> [Source document]:
════════════════
Skip to content


NYT columnist pedals ‘post-modern illusions’ and ‘propaganda’ to varnish Bush legacy

bushbarneydog NYT columnist pedals post modern illusions and propaganda to varnish Bush legacyStanley Fish, author of The New York Times‘ “Opinionator” column, must have a soft spot for George W. Bush. In a recent piece, he employs just about every argument one could make to varnish the Bush legacy, fishing for proof in what one writer called “post-modern illusions” and citing a recent Newsweek cover that was derided as “propaganda.”

In reality, few miss George W. Bush, who left office as one of the least popular American presidents in history. Fish knows this too: he took a sampling of comments left on his prior shot at shining up the Bush legacy. Almost all of the readers thought he was nuts. One even asked, “Are you mad?”

He said roughly 10 in 300 viewed the former Republican administration favorably. Yet, paragraphs later Fish claims without a scintilla of evidence, “unscientific Web-based polls indicate that more do miss him than don’t.”

His proof: the March 8, 2010 cover of Newsweek, which proclaims “Victory At Last” in Iraq. The image upon which the offending texts rests is that of Bush, striding off-frame, aboard the aircraft carrier that hosted his infamous “Mission Accomplished” event in 2003.

And this, from the magazine that once argued the United States could have won the Vietnam war, if only President Lyndon Johnson had committed more soldiers and more resources sooner.

It was enough to make True/Slant writer Michael Hastings wish for a Taser.
════════════════
> [List of tasks]:
A - From the article on Stanley Fish's Bush column, output the stretch from "His proof: the" through "event in 2003." word for word.
B - Answer these questions using the article on Stanley Fish's Bush column:
(i) About how many readers out of 300 viewed the former Republican administration favorably?
(ii) Which magazine's cover does Fish offer as proof, and what date does that cover carry?
(iii) Which True/Slant writer does the article name?
C - Resume the article on Stanley Fish's Bush column after its final sentence.

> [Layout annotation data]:
════════════════
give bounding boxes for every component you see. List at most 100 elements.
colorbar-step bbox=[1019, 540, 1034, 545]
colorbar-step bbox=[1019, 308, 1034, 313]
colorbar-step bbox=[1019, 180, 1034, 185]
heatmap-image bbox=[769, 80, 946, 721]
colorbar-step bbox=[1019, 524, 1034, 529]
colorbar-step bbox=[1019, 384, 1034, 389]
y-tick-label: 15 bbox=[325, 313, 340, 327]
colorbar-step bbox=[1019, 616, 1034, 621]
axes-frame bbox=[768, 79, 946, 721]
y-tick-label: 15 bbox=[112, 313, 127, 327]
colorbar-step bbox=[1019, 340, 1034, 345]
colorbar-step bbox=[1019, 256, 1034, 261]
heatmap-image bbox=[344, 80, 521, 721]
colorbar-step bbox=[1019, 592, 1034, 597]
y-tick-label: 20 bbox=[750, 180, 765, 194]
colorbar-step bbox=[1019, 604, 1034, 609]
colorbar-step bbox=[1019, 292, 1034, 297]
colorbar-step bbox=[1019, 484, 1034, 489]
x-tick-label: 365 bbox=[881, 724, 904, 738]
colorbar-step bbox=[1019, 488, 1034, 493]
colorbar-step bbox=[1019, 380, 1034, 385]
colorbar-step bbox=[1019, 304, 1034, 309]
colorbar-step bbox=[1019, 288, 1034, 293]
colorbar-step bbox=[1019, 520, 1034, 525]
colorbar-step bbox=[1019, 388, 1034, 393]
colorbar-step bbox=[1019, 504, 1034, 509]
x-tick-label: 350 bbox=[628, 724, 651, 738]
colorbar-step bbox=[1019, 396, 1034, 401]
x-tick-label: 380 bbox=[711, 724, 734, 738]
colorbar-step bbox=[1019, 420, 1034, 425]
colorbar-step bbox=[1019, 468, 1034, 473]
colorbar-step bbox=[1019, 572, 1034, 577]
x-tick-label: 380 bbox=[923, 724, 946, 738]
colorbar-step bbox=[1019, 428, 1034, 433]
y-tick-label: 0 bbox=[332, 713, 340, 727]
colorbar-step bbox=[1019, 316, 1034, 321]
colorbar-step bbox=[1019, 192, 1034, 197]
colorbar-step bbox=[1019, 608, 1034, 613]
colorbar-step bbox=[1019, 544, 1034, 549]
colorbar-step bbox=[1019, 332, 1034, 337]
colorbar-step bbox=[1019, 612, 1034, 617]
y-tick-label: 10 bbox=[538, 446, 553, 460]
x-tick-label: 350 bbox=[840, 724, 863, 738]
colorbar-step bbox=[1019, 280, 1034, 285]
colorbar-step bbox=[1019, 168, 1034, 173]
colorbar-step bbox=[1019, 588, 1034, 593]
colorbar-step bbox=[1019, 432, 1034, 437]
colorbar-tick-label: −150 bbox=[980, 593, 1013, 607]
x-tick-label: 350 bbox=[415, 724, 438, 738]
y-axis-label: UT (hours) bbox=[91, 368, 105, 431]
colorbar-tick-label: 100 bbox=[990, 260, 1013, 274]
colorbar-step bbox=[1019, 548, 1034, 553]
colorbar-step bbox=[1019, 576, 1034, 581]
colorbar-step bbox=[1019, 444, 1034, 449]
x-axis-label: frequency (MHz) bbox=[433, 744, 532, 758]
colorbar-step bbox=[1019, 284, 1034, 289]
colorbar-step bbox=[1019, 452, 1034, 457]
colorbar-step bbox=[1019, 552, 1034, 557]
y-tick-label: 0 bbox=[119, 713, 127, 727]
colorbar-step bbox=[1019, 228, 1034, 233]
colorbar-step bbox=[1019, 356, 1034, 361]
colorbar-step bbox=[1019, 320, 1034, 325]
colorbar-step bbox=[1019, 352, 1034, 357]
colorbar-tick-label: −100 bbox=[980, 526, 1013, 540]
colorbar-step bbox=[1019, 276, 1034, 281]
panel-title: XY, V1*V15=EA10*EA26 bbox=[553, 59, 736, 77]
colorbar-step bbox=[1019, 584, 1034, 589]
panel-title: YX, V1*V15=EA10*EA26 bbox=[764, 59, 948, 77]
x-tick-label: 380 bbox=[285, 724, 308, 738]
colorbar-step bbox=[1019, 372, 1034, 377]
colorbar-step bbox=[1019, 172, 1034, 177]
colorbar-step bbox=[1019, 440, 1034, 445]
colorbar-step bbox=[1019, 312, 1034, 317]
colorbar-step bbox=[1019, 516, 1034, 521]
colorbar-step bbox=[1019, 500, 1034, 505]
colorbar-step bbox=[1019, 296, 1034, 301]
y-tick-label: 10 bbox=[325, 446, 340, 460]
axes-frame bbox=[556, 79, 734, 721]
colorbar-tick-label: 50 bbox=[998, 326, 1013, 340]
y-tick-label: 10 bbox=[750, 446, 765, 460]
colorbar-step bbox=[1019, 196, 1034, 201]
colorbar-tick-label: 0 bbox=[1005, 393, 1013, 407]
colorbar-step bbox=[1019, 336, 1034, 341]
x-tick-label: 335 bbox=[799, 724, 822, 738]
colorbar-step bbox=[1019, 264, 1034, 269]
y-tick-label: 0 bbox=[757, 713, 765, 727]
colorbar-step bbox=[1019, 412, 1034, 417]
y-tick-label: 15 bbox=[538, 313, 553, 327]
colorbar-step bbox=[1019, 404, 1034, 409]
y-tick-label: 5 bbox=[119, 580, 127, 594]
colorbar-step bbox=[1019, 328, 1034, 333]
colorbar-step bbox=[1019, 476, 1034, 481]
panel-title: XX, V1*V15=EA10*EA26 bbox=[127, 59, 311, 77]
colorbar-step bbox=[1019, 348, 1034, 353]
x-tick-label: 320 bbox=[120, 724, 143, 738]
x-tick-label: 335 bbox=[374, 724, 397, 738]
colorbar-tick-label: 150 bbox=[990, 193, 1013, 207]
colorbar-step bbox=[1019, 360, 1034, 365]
════════════════
> [Final answers]:
A -
His proof: the March 8, 2010 cover of Newsweek, which proclaims “Victory At Last” in Iraq. The image upon which the offending texts rests is that of Bush, striding off-frame, aboard the aircraft carrier that hosted his infamous “Mission Accomplished” event in 2003.

B -
(i) Roughly 10.
(ii) Newsweek, dated March 8, 2010.
(iii) Michael Hastings.

C -
“My first reaction was to grab the nearest taser, jam it down my throat, pull the trigger, and hope that my bodily fluids would conduct the 10,000 volts of electricity to instantly fry my brain so I wouldn’t have to read the accompanying story,” he wrote. “Sadly, I couldn’t find a taser.”

Instead, he goes on to lash Newsweek for such a “blatant piece of propaganda.”

“It’s the word victory that I take issue with,” Hastings opined. “What, exactly, did we win again? The editors didn’t even have the decency to use the old news magazine trick of ending any wannabe provocative headline with a question mark. (Which would have looked like this:VICTORY AT LAST?)”

“Bush’s policies came to seem less obviously reprehensible as the Obama administration drifted into embracing watered-down versions of many of them,” Fish wrote. “Guantanamo hasn’t been closed. No Child Left Behind is being revised and perhaps improved, but not repealed. The banks are still engaging in their bad practices. Partisanship is worse than ever. Obama seems about to back away from the decision to try 9/11 defendants in civilian courts, a prospect that led the ACLU to run an ad in Sunday’s Times with the subheading ‘Change or more of the same?’ Above that question is a series of photographs that shows Obama morphing into guess who — yes, that’s right, George W. Bush.”

This somehow puts the Bush legacy in a better light, according to Fish. Then again, the same columnist once argued that President Richard Nixon made his way “back from disgrace” by “being smarter than everyone else,” and claimed in the same breath that Ronald Reagan’s legacy “didn’t need rehabilitation.”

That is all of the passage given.